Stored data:

##########

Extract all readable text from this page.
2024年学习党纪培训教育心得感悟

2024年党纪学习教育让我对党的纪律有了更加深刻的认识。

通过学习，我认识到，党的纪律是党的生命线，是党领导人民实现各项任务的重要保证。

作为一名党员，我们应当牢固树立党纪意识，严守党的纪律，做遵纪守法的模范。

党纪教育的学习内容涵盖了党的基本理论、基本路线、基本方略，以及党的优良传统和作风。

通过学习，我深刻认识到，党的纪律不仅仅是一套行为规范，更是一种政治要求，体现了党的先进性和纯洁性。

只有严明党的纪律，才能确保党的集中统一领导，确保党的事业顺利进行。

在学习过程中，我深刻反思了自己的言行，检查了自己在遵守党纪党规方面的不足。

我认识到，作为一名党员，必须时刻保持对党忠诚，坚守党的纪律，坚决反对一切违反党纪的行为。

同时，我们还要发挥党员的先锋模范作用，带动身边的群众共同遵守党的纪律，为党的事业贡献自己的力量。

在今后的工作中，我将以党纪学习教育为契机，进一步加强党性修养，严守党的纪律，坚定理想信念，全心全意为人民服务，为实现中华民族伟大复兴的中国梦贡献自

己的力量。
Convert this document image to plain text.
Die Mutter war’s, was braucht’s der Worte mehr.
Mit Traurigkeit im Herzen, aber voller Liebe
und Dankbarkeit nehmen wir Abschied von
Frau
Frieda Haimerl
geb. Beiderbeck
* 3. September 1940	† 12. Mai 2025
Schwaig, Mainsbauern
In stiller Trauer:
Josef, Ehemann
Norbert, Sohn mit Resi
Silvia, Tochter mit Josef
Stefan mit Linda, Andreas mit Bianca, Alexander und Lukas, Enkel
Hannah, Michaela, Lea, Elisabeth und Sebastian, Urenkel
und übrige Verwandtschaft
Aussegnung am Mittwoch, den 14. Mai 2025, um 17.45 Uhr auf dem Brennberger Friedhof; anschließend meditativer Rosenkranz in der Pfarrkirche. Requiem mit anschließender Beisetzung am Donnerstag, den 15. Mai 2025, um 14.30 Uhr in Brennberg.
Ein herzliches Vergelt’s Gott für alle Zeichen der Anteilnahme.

##########

• [Aim]: Select every line above that contains the word "通过学习", and copy it.

• [Complete response]:
通过学习，我认识到，党的纪律是党的生命线，是党领导人民实现各项任务的重要保证。
通过学习，我深刻认识到，党的纪律不仅仅是一套行为规范，更是一种政治要求，体现了党的先进性和纯洁性。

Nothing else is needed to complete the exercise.